> [Instructions for the task]: Write out every single entry exactly.

> [Given data]:
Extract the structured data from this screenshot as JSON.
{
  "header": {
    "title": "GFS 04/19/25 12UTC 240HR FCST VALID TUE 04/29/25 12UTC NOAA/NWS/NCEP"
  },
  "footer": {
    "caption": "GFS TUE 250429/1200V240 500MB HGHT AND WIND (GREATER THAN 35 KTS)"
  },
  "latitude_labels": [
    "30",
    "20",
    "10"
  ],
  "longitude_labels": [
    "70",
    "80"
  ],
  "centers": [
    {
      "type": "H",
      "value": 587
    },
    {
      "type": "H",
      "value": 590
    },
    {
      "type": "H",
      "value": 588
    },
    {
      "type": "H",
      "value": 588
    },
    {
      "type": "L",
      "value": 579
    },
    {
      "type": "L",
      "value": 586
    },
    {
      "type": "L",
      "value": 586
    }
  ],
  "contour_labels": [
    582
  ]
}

> [Output of the exercise]:
Extract the structured data from this screenshot as JSON.
{
  "header": {
    "title": "GFS 04/19/25 12UTC 240HR FCST VALID TUE 04/29/25 12UTC NOAA/NWS/NCEP"
  },
  "footer": {
    "caption": "GFS TUE 250429/1200V240 500MB HGHT AND WIND (GREATER THAN 35 KTS)"
  },
  "latitude_labels": [
    "30",
    "20",
    "10"
  ],
  "longitude_labels": [
    "70",
    "80"
  ],
  "centers": [
    {
      "type": "H",
      "value": 587
    },
    {
      "type": "H",
      "value": 590
    },
    {
      "type": "H",
      "value": 588
    },
    {
      "type": "H",
      "value": 588
    },
    {
      "type": "L",
      "value": 579
    },
    {
      "type": "L",
      "value": 586
    },
    {
      "type": "L",
      "value": 586
    }
  ],
  "contour_labels": [
    582
  ]
}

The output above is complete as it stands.